WRITTEN PROBLEM: Return the lines from the one containing "Decompose this screenshot" through the one containing "noble-icon-box [177, 436, 223, 482]", both included, copied without any change.
━━━ PROVIDED RECORDS
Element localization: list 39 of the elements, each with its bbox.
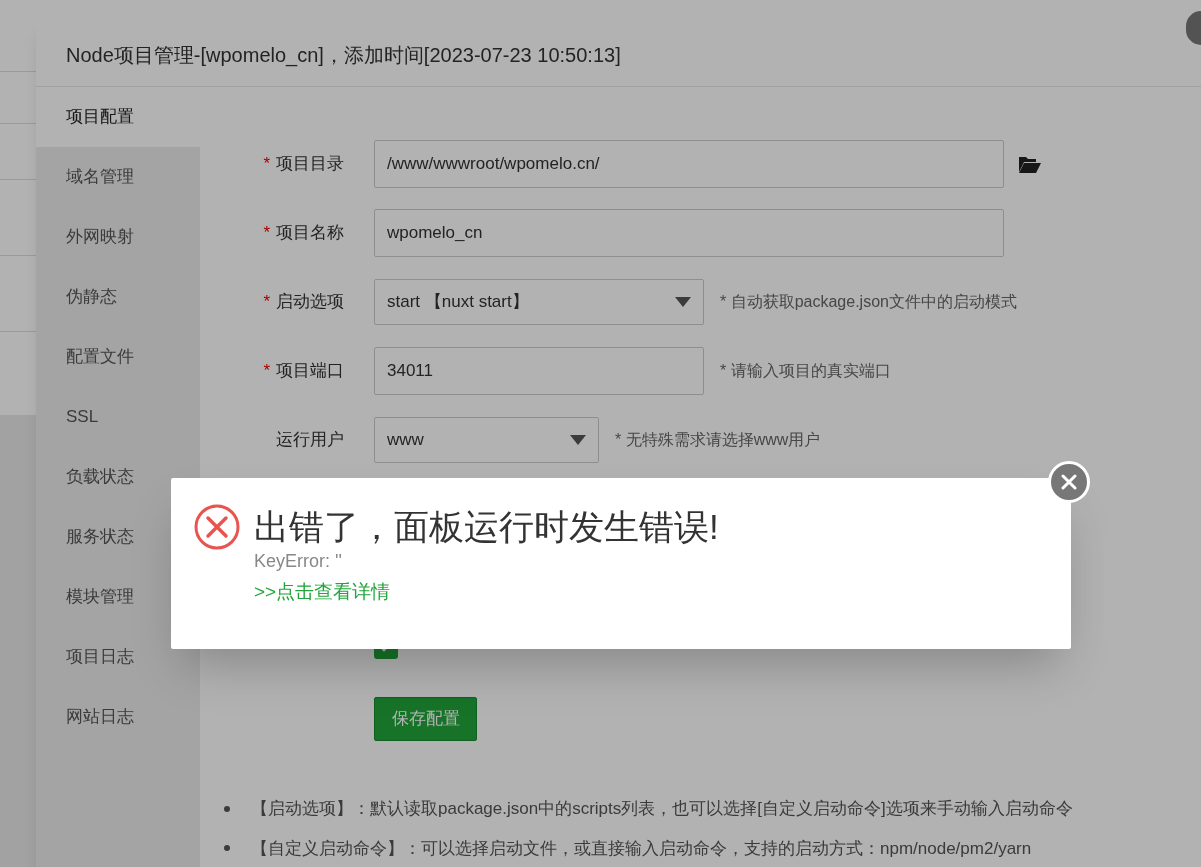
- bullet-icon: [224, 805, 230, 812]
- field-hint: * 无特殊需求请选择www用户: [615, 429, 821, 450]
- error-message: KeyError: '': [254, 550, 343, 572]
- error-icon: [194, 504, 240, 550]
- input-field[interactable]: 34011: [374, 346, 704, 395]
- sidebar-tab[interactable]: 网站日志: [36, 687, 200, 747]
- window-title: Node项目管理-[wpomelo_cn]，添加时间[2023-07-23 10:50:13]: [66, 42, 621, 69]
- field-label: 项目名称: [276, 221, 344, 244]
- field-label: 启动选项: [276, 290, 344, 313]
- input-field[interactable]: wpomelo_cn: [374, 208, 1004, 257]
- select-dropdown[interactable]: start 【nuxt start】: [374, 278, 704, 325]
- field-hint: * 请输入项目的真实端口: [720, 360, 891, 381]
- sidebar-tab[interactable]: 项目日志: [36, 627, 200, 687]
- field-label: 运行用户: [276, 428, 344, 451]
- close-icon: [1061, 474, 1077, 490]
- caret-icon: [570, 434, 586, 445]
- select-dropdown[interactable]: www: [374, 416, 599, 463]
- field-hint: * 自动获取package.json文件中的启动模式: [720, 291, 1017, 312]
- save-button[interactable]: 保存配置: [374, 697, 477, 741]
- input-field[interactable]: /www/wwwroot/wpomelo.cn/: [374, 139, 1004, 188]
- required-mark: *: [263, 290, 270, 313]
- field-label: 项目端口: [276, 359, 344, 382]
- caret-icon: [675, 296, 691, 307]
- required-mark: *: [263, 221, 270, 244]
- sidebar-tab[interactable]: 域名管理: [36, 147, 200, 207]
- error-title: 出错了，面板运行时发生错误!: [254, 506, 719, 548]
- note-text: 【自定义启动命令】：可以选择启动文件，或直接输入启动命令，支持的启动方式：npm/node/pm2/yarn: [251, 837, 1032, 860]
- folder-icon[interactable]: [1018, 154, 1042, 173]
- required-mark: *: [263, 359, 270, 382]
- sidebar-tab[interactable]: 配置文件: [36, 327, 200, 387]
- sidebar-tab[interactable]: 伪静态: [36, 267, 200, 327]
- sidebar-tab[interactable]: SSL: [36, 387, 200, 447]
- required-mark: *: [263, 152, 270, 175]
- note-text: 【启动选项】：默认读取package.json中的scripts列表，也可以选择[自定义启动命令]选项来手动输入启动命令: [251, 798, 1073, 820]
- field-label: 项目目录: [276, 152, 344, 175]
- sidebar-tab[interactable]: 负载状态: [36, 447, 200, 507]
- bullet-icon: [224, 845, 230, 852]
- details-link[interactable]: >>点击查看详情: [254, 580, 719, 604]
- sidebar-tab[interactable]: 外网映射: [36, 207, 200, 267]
━━━━━━
━━━ PROVIDED RECORDS
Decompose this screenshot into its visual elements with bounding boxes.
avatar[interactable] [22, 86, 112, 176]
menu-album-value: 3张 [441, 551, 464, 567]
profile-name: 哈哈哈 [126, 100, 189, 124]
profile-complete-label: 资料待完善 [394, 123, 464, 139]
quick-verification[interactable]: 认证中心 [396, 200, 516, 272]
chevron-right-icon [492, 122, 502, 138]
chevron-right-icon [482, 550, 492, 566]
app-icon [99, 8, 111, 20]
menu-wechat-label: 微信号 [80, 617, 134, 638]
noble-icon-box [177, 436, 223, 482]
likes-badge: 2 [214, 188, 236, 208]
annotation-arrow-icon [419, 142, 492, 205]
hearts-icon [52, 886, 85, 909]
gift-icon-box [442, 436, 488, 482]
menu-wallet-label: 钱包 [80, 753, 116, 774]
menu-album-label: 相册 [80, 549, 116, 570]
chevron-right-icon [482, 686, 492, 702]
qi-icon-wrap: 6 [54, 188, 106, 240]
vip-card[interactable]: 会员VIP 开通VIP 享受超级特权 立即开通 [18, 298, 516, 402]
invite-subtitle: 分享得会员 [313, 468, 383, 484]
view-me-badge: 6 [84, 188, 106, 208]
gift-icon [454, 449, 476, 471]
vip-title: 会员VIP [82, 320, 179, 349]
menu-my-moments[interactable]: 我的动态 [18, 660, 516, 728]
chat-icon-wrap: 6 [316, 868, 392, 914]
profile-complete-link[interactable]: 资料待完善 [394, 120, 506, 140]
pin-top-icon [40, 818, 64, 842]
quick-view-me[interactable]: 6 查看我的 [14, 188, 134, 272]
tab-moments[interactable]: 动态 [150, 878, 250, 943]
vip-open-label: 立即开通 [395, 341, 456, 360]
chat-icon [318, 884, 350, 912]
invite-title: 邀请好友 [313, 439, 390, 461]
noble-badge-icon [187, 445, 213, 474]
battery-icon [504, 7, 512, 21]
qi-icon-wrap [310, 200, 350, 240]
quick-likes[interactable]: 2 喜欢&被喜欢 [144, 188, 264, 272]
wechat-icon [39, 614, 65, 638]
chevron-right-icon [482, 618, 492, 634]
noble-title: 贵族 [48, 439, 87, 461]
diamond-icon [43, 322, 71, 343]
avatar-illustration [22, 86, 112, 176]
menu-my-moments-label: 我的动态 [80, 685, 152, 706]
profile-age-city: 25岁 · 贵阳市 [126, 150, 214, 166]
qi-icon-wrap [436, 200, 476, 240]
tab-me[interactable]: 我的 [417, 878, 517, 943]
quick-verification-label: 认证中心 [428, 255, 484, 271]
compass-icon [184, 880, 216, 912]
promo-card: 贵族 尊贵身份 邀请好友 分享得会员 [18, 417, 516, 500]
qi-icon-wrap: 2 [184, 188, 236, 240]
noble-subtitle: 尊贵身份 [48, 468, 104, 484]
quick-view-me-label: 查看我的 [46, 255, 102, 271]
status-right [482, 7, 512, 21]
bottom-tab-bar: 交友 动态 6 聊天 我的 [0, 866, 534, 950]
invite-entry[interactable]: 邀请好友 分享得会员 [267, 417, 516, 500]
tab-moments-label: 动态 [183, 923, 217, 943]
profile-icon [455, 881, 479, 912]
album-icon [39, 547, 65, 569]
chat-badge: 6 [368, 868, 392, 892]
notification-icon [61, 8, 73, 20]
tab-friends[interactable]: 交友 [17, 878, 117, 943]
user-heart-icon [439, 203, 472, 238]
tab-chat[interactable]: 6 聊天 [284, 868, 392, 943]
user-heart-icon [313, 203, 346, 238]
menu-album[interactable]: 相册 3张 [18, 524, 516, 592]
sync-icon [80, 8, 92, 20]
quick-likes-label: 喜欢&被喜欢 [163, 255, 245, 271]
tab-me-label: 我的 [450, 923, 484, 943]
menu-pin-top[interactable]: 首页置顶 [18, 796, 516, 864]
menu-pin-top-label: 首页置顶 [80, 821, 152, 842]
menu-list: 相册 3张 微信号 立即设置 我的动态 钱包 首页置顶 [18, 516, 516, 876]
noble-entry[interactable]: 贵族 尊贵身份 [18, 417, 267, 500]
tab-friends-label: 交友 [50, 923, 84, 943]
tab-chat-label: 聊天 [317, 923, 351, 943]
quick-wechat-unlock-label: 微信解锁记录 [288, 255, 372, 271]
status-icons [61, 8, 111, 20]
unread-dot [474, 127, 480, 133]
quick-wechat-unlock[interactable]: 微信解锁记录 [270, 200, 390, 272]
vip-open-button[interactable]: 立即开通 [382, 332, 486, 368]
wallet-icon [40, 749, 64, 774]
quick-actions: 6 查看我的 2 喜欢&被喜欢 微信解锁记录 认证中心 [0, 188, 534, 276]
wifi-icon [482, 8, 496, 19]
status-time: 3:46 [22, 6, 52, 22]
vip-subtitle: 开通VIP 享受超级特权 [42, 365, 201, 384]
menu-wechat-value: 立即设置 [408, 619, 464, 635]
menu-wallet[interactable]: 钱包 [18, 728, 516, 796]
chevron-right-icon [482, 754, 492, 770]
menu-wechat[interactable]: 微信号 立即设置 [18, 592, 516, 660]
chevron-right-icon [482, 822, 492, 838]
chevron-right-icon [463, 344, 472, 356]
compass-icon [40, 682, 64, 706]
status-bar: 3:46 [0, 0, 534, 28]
━━━━━━
SOLUTION BELOW:
Decompose this screenshot into its visual elements with bounding boxes.
avatar[interactable] [22, 86, 112, 176]
menu-album-value: 3张 [441, 551, 464, 567]
profile-name: 哈哈哈 [126, 100, 189, 124]
profile-complete-label: 资料待完善 [394, 123, 464, 139]
quick-verification[interactable]: 认证中心 [396, 200, 516, 272]
chevron-right-icon [492, 122, 502, 138]
chevron-right-icon [482, 550, 492, 566]
app-icon [99, 8, 111, 20]
menu-wechat-label: 微信号 [80, 617, 134, 638]
noble-icon-box [177, 436, 223, 482]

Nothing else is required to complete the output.